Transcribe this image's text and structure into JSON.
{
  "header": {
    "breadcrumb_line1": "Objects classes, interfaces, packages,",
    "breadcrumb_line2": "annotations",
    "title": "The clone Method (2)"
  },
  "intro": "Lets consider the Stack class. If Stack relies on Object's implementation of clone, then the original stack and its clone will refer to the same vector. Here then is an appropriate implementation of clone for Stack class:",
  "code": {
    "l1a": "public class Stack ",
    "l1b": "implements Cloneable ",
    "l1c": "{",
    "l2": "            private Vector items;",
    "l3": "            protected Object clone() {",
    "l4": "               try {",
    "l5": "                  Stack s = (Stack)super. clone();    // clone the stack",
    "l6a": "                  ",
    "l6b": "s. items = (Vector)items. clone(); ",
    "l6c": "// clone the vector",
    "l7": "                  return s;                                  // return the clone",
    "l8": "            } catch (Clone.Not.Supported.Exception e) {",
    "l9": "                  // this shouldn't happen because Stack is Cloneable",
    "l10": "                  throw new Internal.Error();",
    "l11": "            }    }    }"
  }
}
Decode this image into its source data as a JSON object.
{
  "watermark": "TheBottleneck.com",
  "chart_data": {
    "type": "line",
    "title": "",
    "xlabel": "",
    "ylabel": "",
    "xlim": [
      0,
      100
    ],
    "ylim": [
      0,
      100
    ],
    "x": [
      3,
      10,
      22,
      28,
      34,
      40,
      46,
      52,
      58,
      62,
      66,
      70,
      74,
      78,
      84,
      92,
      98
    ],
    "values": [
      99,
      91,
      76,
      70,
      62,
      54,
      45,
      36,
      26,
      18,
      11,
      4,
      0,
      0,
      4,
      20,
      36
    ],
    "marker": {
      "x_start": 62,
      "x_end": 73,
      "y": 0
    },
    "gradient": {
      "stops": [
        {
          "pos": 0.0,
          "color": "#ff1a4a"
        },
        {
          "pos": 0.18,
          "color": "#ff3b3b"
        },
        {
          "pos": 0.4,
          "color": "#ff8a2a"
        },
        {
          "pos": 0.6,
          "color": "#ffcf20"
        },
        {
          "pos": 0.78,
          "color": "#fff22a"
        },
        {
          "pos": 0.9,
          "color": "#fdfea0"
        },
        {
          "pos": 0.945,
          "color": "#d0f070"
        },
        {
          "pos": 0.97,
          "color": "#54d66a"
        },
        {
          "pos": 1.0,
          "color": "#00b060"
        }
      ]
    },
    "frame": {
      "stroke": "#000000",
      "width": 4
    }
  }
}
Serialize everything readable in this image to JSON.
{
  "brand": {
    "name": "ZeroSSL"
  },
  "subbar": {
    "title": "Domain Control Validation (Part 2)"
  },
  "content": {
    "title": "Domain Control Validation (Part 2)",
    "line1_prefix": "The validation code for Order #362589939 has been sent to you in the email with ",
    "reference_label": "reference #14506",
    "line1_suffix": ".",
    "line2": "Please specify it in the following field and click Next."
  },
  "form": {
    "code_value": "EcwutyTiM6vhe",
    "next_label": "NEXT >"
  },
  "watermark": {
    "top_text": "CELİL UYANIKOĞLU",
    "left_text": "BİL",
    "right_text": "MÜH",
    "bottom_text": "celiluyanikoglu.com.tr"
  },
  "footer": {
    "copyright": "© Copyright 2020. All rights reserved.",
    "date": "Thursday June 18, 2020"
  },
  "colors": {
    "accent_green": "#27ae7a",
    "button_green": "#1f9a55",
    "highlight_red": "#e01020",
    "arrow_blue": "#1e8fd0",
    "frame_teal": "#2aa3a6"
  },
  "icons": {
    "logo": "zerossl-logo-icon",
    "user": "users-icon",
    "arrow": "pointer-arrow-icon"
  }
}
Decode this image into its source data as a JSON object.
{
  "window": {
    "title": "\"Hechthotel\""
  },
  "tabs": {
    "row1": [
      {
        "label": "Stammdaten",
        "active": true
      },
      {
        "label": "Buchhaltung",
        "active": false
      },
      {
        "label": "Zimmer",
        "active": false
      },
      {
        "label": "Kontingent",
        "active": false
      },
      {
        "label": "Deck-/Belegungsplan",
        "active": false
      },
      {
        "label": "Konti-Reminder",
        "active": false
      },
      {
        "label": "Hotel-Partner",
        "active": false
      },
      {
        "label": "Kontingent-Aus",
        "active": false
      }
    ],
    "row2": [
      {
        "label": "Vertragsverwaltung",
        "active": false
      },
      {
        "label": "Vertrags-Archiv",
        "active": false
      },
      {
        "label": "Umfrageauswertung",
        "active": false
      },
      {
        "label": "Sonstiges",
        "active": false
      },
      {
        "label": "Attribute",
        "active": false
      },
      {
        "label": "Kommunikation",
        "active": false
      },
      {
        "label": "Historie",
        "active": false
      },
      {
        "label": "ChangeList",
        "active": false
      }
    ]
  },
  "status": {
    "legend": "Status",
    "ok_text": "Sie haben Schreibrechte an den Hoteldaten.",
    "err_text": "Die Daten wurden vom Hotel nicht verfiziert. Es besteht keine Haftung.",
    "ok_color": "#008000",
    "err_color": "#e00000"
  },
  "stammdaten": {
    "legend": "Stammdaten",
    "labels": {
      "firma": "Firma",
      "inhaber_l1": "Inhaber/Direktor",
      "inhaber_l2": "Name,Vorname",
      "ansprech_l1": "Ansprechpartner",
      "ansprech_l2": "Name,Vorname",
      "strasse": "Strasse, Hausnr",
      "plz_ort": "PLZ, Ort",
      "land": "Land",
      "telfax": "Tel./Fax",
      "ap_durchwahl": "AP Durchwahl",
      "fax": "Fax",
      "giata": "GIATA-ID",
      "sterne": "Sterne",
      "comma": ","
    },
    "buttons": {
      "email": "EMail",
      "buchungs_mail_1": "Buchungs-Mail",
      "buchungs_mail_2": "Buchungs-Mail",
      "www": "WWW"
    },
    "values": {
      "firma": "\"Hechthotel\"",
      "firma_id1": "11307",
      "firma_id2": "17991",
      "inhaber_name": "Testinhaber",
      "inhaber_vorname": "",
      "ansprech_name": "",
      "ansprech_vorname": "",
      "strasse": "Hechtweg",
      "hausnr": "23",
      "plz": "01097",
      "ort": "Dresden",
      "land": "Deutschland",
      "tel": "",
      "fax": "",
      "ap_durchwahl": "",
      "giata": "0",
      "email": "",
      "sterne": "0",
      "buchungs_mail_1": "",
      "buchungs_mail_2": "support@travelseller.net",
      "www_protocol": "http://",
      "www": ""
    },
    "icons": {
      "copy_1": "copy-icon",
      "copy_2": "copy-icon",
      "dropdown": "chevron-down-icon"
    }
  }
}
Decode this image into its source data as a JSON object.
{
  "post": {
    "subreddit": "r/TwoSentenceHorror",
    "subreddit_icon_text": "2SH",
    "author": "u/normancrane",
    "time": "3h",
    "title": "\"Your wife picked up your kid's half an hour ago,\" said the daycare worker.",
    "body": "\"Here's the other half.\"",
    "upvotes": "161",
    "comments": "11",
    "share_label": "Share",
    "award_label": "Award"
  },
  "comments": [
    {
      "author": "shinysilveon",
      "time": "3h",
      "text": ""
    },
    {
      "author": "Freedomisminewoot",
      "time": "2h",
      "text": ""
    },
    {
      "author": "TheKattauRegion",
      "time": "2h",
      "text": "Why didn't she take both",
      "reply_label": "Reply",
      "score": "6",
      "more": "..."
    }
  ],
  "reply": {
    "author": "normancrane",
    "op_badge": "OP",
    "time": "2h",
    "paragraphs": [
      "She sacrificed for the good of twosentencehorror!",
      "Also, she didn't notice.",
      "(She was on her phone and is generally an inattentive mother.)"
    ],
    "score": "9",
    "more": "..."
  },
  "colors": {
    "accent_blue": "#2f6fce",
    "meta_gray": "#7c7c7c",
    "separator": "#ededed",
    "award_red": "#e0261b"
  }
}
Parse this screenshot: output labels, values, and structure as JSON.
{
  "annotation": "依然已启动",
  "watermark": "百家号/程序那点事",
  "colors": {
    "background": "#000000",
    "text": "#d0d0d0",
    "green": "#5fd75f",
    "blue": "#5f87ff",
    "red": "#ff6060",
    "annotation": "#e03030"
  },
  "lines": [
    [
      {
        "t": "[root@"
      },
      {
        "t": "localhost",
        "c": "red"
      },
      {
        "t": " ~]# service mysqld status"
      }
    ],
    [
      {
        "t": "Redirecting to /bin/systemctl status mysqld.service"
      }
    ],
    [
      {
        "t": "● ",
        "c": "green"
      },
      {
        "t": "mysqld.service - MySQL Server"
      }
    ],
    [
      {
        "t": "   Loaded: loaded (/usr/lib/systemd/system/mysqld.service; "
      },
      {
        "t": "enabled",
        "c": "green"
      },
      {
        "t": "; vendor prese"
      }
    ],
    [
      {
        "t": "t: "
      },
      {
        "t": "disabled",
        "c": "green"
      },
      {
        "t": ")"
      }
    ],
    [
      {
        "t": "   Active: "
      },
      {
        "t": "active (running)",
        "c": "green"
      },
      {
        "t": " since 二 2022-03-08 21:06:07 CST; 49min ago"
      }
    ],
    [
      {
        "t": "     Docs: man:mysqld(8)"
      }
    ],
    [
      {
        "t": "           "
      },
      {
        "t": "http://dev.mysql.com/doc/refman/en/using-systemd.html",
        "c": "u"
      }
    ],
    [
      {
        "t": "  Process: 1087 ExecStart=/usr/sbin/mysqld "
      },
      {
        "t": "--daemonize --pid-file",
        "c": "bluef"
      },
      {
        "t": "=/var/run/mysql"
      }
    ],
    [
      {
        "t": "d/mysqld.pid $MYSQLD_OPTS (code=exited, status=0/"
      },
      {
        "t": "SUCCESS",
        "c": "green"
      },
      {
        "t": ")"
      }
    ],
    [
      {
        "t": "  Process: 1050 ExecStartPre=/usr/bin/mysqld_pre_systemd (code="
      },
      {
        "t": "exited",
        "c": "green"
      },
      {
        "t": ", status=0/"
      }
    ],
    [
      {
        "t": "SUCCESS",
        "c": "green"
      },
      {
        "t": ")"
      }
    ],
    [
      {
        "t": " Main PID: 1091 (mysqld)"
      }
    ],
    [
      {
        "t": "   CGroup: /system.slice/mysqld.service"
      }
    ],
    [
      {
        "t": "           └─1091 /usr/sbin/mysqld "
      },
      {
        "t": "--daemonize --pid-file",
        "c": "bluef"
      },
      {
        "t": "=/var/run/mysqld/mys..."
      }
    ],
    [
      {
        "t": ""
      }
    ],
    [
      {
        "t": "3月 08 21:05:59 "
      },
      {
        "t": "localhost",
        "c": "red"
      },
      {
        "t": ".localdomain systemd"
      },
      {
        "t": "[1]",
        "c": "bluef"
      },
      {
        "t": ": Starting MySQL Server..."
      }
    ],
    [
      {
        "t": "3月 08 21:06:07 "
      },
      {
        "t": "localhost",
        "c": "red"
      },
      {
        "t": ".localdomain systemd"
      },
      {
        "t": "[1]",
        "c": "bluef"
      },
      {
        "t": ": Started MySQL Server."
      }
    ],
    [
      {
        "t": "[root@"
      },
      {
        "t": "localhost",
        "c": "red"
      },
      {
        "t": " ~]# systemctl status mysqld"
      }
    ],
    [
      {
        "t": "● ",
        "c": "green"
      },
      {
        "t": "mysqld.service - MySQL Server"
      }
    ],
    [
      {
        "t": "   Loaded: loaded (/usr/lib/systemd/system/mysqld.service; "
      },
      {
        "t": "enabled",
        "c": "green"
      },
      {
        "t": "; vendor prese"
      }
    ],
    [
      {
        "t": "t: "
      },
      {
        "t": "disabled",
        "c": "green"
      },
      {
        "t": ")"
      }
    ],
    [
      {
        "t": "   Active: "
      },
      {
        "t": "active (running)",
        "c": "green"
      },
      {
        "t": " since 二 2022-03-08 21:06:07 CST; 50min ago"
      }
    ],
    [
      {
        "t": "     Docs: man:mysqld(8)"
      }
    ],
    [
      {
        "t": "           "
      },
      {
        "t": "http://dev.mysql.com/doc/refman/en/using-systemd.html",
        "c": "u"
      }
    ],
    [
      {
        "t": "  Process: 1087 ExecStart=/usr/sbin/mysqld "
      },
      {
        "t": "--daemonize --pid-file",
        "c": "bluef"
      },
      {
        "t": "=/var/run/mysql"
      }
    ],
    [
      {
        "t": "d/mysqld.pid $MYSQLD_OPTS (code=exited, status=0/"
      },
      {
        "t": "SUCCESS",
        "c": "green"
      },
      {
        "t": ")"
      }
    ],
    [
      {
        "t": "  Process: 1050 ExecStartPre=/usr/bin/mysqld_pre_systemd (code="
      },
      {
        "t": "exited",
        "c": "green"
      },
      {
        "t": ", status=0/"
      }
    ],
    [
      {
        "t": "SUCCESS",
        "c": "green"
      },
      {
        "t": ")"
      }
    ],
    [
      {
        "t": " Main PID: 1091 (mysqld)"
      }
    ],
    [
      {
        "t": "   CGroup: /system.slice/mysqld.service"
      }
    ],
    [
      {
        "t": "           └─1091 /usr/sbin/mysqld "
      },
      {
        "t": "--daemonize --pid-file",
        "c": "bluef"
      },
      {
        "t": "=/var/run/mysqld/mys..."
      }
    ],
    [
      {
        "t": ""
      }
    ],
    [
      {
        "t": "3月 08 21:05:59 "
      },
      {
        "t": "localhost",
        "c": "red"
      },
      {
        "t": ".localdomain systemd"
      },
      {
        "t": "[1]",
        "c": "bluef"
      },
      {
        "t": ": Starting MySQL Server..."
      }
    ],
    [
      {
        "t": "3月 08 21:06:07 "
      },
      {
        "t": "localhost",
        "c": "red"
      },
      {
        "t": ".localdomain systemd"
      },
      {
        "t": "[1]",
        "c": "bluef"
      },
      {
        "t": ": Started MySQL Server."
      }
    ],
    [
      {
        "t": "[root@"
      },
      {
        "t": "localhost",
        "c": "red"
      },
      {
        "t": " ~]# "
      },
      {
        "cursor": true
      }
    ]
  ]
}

### YOUR INSTRUCTIONS
Copy every line above in which the string "Stack" shows up.

### COMPLETE RESPONSE
  "intro": "Lets consider the Stack class. If Stack relies on Object's implementation of clone, then the original stack and its clone will refer to the same vector. Here then is an appropriate implementation of clone for Stack class:",
    "l1a": "public class Stack ",
    "l5": "                  Stack s = (Stack)super. clone();    // clone the stack",
    "l9": "                  // this shouldn't happen because Stack is Cloneable",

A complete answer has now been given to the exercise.